### WHAT THE TASK REQUIRES
Read the records below and copy each line that contains "week".

### ENTRIES SHOWN

BEGIN

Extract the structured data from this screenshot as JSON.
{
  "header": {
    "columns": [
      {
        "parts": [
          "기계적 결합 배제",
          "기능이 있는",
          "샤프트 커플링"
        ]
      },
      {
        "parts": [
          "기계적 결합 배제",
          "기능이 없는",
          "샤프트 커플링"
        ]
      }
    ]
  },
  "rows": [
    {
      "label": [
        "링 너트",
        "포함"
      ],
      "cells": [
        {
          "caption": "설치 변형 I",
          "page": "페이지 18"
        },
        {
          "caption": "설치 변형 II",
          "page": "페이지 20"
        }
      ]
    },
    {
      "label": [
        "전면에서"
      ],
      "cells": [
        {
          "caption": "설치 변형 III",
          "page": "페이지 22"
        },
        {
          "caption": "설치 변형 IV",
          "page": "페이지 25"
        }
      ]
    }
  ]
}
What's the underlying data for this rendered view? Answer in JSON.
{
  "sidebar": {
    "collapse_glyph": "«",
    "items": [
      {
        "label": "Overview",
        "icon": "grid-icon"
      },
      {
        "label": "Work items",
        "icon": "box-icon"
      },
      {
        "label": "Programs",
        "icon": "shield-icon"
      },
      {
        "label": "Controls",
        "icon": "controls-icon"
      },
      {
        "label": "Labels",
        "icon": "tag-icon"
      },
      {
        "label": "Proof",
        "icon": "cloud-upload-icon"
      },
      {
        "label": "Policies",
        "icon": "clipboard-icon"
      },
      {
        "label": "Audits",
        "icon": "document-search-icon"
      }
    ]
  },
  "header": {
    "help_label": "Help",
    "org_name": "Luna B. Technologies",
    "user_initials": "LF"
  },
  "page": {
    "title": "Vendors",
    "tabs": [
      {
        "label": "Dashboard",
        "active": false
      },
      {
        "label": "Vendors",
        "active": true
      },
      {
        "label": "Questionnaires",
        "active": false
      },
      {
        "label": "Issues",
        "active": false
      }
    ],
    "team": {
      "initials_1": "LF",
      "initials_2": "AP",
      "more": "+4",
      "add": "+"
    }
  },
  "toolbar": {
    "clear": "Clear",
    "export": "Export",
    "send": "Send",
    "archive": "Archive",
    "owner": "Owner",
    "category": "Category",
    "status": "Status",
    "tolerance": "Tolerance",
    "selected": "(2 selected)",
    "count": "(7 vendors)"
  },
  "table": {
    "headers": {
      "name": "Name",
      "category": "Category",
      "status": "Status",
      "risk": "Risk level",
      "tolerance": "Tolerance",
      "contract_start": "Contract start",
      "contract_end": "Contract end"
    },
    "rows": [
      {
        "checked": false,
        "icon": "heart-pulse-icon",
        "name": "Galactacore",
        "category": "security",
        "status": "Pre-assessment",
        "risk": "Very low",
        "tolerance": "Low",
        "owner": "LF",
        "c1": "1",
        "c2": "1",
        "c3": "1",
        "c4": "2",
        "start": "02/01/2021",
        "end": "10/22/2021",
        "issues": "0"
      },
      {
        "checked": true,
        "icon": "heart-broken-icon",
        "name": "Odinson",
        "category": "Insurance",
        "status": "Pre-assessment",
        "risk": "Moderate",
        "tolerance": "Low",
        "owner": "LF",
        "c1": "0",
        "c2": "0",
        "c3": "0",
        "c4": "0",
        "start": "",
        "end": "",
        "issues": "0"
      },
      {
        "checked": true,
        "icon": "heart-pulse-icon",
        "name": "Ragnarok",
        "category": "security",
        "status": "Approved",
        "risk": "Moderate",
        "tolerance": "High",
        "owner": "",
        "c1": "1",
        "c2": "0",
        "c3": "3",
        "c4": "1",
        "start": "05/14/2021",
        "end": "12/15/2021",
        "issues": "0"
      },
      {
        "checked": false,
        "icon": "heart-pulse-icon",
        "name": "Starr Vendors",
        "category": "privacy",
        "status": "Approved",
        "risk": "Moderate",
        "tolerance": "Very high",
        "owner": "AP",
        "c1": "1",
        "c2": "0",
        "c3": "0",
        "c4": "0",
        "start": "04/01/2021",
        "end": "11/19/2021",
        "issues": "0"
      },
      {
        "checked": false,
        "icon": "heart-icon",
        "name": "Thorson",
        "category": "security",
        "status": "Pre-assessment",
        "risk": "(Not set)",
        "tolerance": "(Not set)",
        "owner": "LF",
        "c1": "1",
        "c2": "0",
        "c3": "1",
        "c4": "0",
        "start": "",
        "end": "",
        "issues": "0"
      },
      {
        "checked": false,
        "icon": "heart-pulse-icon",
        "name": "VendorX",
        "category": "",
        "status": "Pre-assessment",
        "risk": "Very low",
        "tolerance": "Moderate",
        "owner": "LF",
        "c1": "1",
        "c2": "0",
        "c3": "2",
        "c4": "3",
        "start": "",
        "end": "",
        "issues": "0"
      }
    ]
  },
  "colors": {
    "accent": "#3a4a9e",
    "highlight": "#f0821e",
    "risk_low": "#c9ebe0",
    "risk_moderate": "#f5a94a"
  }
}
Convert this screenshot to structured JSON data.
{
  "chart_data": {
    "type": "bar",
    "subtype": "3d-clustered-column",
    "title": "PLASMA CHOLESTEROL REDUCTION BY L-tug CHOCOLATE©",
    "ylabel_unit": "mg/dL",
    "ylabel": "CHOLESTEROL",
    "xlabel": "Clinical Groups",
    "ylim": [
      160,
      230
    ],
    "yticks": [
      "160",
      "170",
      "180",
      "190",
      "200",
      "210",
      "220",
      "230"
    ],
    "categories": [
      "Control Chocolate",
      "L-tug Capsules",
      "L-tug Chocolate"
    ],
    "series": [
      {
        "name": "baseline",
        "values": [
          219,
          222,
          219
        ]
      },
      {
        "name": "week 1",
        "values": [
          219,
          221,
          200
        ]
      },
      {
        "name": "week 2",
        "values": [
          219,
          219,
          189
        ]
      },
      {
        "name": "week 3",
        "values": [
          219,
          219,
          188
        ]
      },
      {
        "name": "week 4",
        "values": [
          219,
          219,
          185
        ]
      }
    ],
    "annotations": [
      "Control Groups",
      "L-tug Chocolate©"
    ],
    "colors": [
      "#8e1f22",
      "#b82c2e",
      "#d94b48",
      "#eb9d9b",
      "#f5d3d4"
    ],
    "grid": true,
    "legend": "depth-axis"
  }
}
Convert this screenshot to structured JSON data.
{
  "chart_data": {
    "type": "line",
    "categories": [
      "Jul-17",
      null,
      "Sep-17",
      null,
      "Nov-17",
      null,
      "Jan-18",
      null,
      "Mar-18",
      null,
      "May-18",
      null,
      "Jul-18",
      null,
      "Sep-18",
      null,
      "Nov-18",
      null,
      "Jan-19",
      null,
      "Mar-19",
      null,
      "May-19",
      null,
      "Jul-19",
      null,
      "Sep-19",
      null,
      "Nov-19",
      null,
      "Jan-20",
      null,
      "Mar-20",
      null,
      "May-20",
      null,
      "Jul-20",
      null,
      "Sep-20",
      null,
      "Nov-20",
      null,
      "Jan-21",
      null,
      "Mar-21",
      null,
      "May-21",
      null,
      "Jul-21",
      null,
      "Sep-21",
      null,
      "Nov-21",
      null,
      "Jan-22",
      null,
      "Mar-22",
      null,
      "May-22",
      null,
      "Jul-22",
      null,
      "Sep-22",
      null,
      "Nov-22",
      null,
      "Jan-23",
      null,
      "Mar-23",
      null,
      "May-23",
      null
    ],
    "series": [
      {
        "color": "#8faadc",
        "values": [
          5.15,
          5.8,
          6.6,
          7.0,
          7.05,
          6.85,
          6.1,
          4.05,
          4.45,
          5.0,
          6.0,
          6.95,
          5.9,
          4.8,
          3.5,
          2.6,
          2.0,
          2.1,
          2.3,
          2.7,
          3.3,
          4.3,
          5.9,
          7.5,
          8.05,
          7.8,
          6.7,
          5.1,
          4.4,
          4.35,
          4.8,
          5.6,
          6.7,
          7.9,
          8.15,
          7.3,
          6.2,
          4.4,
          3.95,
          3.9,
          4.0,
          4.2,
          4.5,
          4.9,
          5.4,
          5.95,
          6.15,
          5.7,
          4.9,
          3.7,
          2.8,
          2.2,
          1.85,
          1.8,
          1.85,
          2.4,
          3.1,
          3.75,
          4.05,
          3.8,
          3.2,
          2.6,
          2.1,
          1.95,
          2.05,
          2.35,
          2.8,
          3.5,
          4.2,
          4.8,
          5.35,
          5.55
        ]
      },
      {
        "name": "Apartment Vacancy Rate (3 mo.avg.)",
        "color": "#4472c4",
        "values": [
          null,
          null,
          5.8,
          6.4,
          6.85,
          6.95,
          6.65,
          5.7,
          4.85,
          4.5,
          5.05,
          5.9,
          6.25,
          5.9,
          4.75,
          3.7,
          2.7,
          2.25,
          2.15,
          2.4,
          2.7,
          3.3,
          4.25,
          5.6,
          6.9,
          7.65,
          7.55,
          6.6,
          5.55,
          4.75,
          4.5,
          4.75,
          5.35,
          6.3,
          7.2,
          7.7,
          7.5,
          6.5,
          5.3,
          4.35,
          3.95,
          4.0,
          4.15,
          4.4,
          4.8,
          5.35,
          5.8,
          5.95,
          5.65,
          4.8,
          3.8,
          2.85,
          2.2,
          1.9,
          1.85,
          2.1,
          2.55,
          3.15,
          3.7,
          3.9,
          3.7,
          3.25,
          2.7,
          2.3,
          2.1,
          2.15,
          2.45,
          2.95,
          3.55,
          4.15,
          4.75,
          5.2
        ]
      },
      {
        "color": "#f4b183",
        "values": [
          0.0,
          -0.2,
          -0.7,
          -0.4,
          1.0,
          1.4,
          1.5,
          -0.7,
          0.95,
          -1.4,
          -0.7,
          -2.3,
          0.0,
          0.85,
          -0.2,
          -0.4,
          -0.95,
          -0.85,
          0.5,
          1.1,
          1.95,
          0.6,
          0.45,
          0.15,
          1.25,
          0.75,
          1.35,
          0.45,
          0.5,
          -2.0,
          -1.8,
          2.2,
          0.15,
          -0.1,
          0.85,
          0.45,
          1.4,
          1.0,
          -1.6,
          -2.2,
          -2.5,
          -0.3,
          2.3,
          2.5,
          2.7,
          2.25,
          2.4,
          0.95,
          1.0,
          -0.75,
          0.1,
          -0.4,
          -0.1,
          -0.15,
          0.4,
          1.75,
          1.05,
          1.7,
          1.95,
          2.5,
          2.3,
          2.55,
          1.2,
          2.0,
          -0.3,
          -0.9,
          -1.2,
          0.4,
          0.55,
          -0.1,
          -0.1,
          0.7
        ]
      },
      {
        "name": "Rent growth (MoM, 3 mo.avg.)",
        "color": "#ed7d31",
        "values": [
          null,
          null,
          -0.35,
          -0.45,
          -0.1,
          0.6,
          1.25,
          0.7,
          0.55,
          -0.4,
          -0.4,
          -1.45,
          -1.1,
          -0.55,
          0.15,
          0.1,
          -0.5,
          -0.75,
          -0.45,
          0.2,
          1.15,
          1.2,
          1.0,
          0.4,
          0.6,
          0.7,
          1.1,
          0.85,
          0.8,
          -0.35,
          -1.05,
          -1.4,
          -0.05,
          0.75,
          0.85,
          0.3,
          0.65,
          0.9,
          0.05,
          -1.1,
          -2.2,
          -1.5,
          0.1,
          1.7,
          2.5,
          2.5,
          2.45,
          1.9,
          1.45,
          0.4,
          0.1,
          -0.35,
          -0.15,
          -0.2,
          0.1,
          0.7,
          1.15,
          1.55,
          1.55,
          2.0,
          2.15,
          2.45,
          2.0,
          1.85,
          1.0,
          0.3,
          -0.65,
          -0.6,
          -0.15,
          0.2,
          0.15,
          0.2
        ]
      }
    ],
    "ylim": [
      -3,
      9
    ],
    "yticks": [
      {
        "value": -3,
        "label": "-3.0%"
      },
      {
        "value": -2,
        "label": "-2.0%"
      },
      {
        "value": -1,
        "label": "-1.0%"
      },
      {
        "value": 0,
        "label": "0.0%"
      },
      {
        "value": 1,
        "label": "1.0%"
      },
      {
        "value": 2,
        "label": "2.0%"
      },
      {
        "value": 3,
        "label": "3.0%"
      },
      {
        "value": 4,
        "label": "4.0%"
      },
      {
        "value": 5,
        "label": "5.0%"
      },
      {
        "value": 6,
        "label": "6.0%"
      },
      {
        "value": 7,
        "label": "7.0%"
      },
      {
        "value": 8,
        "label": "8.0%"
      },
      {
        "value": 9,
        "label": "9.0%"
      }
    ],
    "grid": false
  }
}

END

### REPLY TO THE TASK
        "name": "week 1",
        "name": "week 2",
        "name": "week 3",
        "name": "week 4",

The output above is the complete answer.